- [Given task]: Pick out each line of the records that includes the string "Code", and copy it.

- [Entries provided]:

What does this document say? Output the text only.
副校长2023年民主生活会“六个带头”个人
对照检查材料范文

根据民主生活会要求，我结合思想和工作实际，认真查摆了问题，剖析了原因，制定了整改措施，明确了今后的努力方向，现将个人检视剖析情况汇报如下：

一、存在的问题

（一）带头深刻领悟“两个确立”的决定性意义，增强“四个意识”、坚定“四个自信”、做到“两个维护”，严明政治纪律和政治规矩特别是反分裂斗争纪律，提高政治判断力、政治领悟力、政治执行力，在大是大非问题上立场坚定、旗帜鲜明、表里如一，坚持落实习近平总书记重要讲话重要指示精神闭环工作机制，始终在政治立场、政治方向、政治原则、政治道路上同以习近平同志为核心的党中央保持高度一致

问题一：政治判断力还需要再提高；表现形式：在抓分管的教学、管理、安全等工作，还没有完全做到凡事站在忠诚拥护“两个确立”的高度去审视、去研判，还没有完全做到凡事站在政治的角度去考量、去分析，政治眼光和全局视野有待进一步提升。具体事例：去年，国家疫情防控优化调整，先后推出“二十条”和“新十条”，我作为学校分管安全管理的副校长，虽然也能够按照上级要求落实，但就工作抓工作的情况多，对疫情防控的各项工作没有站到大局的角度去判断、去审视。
==
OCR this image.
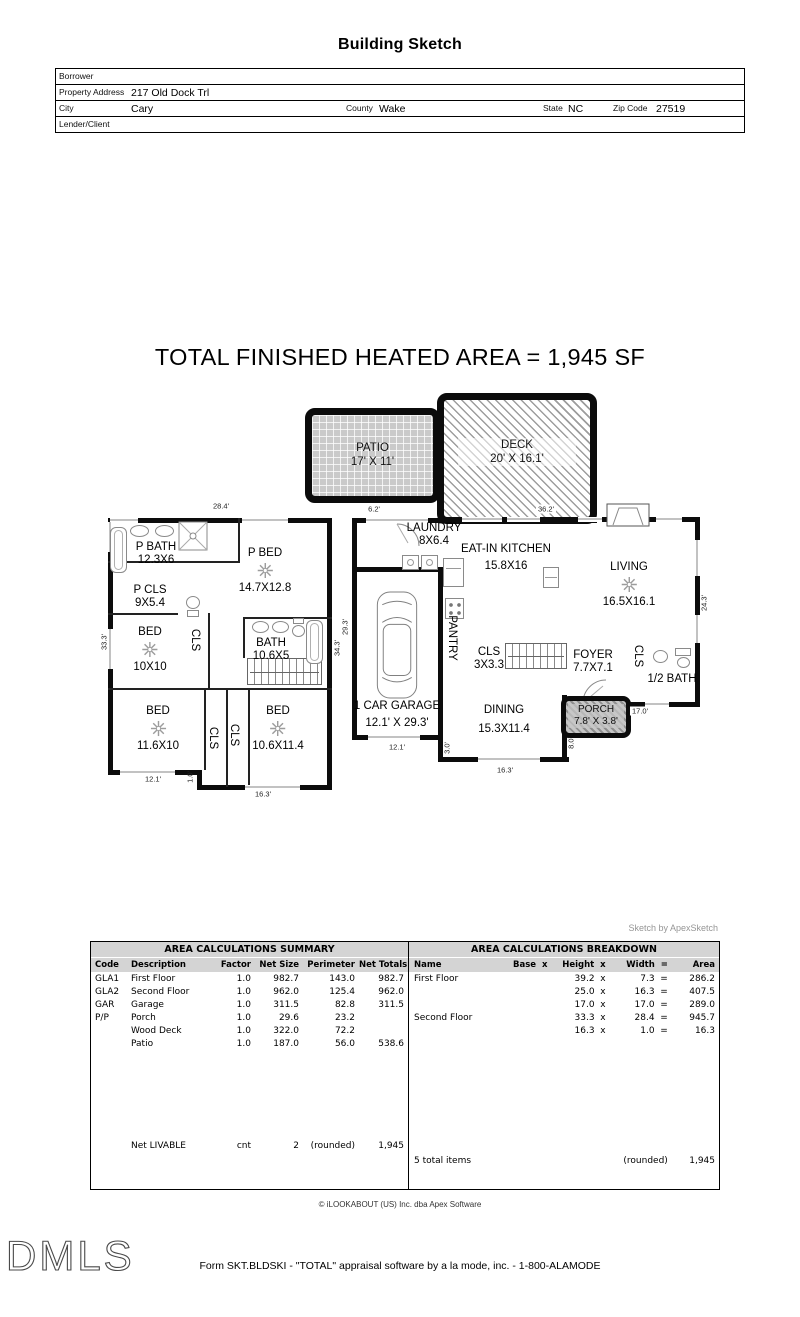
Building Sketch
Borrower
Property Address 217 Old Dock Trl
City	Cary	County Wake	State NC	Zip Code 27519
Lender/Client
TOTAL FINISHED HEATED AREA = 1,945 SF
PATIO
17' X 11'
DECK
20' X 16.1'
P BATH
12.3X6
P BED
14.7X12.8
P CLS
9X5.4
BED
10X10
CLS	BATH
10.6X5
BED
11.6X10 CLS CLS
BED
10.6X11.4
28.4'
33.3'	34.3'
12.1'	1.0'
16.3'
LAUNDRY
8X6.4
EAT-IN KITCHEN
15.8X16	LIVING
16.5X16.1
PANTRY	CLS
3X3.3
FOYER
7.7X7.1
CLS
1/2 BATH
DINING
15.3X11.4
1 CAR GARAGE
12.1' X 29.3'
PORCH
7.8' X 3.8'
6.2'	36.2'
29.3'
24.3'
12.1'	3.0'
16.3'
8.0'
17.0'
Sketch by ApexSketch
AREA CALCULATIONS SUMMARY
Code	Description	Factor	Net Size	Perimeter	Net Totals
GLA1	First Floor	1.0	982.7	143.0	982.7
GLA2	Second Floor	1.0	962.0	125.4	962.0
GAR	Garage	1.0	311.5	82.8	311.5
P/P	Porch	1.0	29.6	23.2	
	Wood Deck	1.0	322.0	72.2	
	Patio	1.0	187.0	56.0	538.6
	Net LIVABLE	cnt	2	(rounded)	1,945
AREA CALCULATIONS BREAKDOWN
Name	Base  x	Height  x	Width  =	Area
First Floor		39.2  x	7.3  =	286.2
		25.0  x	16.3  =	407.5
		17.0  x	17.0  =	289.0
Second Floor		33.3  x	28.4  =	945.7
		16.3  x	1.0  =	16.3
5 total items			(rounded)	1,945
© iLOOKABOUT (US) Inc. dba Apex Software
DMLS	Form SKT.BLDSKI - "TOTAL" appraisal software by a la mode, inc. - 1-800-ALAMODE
--
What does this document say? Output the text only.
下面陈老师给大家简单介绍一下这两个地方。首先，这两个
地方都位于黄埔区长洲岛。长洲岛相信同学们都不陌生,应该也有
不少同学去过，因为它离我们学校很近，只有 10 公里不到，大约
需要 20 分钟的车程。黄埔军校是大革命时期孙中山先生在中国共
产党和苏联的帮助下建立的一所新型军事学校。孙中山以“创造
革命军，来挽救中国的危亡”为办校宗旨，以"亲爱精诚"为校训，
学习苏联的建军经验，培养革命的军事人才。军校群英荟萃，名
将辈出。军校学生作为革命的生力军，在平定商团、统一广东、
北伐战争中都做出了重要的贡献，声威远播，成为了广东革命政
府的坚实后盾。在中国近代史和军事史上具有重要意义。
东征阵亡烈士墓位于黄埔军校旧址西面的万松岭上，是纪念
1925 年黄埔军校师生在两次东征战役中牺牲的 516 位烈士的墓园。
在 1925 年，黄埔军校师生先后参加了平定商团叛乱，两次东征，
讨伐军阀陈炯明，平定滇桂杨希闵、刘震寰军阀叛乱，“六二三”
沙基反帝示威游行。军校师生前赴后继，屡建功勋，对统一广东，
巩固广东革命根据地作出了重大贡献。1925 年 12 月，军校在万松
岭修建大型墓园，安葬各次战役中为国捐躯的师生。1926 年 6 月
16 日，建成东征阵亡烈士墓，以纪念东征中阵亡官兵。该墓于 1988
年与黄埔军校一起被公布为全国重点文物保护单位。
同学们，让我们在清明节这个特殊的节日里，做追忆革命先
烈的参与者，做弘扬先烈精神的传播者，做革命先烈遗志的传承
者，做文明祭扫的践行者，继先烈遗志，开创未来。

- [Complete answer]:
City	Cary	County Wake	State NC	Zip Code 27519
Code	Description	Factor	Net Size	Perimeter	Net Totals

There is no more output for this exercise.